[Begin]

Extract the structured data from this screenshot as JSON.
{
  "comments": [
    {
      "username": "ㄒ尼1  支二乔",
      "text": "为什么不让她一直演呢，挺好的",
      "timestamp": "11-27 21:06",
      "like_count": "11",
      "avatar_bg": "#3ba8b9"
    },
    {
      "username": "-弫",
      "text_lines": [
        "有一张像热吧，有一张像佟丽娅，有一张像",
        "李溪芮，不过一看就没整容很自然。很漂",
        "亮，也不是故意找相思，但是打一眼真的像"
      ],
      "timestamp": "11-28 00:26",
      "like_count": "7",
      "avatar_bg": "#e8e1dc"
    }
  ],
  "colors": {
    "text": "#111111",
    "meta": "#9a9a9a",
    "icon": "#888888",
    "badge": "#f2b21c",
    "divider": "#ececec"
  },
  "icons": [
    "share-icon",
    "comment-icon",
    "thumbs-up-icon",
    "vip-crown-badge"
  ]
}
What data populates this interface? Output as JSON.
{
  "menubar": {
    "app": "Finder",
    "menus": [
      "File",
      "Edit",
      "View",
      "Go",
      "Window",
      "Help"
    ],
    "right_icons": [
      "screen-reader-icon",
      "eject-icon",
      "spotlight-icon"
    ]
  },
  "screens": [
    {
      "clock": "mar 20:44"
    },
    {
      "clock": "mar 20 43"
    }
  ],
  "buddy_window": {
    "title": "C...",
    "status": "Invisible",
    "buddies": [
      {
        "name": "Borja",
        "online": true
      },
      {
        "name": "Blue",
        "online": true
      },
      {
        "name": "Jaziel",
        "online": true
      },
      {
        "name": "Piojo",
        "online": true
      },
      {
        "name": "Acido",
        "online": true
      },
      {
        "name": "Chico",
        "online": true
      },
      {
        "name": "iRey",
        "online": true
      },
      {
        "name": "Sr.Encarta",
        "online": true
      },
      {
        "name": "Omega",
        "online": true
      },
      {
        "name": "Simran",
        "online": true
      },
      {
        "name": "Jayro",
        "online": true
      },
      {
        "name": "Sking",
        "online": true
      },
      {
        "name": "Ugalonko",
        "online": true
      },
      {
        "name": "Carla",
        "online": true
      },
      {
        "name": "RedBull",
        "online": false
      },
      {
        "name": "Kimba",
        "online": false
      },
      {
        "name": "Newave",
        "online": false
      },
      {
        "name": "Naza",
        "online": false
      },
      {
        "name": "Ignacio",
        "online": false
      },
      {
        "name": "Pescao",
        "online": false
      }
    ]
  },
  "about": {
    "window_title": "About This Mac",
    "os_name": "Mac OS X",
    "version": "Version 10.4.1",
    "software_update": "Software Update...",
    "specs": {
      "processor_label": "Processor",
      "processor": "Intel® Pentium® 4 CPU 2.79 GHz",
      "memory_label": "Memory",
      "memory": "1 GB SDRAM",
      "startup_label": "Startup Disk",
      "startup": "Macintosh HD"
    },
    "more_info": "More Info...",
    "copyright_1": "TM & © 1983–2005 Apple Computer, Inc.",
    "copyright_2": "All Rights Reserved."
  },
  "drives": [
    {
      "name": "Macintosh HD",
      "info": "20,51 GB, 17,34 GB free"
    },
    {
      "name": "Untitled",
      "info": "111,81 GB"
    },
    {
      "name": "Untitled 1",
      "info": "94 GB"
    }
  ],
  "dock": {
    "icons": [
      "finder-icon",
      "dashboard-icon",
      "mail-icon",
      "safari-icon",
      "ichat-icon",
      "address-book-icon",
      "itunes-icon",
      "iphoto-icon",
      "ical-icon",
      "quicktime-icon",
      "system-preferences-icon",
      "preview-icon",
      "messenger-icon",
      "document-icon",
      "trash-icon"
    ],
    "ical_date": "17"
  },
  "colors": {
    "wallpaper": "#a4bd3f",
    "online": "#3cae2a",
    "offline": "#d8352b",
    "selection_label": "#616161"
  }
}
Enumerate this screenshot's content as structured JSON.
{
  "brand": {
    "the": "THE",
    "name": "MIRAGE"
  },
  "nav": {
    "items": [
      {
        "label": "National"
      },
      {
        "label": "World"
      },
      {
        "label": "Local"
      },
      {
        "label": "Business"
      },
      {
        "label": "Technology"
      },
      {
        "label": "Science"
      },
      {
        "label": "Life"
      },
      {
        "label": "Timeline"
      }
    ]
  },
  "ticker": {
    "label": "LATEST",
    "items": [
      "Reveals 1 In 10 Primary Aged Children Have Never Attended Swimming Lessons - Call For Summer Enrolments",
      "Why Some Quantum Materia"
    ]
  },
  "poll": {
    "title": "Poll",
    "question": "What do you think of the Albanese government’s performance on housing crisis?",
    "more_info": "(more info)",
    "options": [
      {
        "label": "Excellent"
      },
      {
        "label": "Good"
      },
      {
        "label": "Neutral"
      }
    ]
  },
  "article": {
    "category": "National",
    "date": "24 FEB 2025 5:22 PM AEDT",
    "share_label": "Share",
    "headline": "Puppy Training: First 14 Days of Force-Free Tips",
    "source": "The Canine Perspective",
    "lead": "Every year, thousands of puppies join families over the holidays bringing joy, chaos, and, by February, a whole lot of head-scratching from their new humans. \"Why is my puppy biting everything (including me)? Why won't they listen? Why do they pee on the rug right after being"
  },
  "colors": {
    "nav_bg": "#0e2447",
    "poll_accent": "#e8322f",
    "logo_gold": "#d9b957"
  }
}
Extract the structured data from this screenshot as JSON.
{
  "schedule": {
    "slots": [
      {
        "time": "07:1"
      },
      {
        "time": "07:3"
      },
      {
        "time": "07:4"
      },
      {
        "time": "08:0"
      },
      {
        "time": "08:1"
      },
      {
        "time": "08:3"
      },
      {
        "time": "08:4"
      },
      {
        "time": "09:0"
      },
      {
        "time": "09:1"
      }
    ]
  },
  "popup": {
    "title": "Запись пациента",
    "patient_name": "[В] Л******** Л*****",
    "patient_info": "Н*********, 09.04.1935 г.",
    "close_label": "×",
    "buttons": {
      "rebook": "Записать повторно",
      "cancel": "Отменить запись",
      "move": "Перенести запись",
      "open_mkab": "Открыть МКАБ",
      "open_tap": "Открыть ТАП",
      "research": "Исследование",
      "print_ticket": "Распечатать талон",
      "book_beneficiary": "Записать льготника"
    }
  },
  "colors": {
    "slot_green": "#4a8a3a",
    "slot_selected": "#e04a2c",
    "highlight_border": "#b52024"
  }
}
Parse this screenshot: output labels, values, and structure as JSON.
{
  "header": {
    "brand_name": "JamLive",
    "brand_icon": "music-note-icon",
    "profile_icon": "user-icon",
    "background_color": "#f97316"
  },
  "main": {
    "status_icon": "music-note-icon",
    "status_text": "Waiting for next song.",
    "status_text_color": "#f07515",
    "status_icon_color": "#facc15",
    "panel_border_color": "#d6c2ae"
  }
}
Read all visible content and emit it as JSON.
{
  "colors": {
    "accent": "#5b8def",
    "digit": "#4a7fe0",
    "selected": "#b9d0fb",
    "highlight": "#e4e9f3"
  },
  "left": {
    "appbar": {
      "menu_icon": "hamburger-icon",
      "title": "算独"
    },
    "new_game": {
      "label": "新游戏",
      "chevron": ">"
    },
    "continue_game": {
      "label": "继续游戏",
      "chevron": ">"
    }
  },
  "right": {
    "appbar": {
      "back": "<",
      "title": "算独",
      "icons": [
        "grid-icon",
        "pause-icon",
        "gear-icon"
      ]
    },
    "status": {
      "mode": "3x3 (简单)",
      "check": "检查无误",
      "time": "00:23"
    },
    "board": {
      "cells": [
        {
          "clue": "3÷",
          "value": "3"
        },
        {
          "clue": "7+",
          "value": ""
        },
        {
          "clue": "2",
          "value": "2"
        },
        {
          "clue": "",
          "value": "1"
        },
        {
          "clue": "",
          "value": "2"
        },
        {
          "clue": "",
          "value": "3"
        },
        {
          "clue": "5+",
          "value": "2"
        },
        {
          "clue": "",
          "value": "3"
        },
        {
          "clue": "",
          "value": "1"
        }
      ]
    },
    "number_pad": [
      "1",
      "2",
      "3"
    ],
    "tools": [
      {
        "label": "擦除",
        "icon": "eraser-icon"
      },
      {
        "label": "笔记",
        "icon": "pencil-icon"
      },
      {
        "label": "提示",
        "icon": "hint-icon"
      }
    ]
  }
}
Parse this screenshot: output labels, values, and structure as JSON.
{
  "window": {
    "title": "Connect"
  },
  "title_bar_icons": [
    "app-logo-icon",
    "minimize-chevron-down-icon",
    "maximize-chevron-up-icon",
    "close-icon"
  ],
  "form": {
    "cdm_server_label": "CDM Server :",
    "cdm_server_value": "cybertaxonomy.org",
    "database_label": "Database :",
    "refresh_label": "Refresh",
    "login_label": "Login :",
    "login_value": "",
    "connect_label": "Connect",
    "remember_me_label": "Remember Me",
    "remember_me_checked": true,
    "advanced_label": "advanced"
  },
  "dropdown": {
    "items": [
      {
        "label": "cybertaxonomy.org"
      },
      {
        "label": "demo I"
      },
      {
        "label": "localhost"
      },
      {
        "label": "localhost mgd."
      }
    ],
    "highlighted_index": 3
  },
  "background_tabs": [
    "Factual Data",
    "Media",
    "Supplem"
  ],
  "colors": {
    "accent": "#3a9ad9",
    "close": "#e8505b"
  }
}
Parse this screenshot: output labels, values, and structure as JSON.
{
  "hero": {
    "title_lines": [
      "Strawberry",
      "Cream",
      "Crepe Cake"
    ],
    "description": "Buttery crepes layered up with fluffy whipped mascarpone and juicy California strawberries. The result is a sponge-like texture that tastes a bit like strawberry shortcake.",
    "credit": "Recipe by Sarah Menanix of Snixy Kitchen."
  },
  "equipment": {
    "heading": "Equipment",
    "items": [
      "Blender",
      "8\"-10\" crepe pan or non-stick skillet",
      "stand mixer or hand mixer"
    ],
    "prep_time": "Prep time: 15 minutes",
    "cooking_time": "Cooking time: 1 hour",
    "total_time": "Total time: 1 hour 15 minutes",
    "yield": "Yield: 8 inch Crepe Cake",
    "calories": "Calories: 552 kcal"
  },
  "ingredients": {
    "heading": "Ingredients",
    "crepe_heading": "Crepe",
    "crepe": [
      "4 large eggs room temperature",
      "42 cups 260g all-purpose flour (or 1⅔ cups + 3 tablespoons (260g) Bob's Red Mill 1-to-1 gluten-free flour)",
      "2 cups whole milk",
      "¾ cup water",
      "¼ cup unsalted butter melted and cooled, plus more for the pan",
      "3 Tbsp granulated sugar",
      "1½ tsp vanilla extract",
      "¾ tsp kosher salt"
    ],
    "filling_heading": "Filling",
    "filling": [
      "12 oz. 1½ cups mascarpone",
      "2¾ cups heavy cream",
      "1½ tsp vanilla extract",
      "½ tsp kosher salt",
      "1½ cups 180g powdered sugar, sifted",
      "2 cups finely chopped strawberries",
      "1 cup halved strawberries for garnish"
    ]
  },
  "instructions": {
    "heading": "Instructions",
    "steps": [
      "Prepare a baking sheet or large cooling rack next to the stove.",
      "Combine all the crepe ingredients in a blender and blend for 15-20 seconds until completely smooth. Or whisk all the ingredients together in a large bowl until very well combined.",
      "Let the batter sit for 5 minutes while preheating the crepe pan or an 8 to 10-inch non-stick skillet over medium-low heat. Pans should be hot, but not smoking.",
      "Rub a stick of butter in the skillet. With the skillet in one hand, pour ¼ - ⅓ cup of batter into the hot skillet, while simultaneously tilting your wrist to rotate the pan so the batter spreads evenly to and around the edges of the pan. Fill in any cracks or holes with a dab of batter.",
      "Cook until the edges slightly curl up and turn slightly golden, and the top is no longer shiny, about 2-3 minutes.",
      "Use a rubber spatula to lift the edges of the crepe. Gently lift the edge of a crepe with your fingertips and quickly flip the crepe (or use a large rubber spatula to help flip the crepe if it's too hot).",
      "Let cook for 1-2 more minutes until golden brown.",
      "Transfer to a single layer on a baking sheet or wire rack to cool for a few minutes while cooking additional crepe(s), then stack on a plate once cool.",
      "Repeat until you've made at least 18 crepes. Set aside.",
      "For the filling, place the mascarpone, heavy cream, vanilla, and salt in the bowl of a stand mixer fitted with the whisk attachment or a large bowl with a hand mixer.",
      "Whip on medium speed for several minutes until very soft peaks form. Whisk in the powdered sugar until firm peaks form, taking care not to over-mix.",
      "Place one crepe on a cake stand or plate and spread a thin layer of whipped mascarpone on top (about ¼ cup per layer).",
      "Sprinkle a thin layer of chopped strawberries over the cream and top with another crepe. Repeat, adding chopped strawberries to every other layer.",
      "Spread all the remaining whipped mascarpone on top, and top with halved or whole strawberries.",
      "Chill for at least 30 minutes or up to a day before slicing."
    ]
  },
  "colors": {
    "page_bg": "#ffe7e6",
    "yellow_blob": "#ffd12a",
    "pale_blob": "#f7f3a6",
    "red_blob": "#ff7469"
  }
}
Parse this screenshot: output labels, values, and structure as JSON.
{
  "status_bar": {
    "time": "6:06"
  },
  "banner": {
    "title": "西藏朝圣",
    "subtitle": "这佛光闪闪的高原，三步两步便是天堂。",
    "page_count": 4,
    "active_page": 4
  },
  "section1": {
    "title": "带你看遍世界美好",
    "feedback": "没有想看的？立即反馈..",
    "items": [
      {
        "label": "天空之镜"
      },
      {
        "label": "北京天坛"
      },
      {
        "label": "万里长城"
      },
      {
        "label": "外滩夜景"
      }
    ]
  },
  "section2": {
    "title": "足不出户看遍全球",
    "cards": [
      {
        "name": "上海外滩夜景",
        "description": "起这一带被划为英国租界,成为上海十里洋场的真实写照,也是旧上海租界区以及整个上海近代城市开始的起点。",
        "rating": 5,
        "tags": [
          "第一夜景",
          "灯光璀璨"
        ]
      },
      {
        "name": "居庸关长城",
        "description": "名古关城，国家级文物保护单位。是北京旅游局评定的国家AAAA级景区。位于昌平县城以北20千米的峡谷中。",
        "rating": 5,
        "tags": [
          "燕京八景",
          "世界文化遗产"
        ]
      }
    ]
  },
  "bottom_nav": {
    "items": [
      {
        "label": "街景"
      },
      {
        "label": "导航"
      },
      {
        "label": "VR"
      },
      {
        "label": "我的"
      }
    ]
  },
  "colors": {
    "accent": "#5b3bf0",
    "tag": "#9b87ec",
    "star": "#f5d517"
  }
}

[End]

OBJECTIVE: Looking at the data above, show all lines where the word "hour" occurs.

TASK RESPONSE:
    "cooking_time": "Cooking time: 1 hour",
    "total_time": "Total time: 1 hour 15 minutes",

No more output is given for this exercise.